## WHAT IS BEING ASKED
Repeat the whole of the data, keeping every detail the same.

## MATERIAL FOR THIS EXERCISE
⟨

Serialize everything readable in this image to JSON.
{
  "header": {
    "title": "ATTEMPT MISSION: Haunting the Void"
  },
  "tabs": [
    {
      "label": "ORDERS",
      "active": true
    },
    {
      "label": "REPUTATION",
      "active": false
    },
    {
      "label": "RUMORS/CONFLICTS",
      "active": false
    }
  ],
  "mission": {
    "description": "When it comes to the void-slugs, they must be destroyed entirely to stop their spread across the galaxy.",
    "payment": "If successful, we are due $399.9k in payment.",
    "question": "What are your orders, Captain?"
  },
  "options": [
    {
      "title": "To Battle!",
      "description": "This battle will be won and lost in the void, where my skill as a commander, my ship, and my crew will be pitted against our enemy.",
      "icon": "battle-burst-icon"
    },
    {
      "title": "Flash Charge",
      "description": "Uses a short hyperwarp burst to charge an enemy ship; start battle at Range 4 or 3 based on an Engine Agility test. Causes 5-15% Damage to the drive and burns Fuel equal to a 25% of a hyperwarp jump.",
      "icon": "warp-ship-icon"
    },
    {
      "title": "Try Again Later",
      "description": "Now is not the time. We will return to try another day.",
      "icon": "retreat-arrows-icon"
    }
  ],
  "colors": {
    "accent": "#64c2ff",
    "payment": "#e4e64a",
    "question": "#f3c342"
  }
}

⟩

## ANSWER TO THIS PROBLEM
Serialize everything readable in this image to JSON.
{
  "header": {
    "title": "ATTEMPT MISSION: Haunting the Void"
  },
  "tabs": [
    {
      "label": "ORDERS",
      "active": true
    },
    {
      "label": "REPUTATION",
      "active": false
    },
    {
      "label": "RUMORS/CONFLICTS",
      "active": false
    }
  ],
  "mission": {
    "description": "When it comes to the void-slugs, they must be destroyed entirely to stop their spread across the galaxy.",
    "payment": "If successful, we are due $399.9k in payment.",
    "question": "What are your orders, Captain?"
  },
  "options": [
    {
      "title": "To Battle!",
      "description": "This battle will be won and lost in the void, where my skill as a commander, my ship, and my crew will be pitted against our enemy.",
      "icon": "battle-burst-icon"
    },
    {
      "title": "Flash Charge",
      "description": "Uses a short hyperwarp burst to charge an enemy ship; start battle at Range 4 or 3 based on an Engine Agility test. Causes 5-15% Damage to the drive and burns Fuel equal to a 25% of a hyperwarp jump.",
      "icon": "warp-ship-icon"
    },
    {
      "title": "Try Again Later",
      "description": "Now is not the time. We will return to try another day.",
      "icon": "retreat-arrows-icon"
    }
  ],
  "colors": {
    "accent": "#64c2ff",
    "payment": "#e4e64a",
    "question": "#f3c342"
  }
}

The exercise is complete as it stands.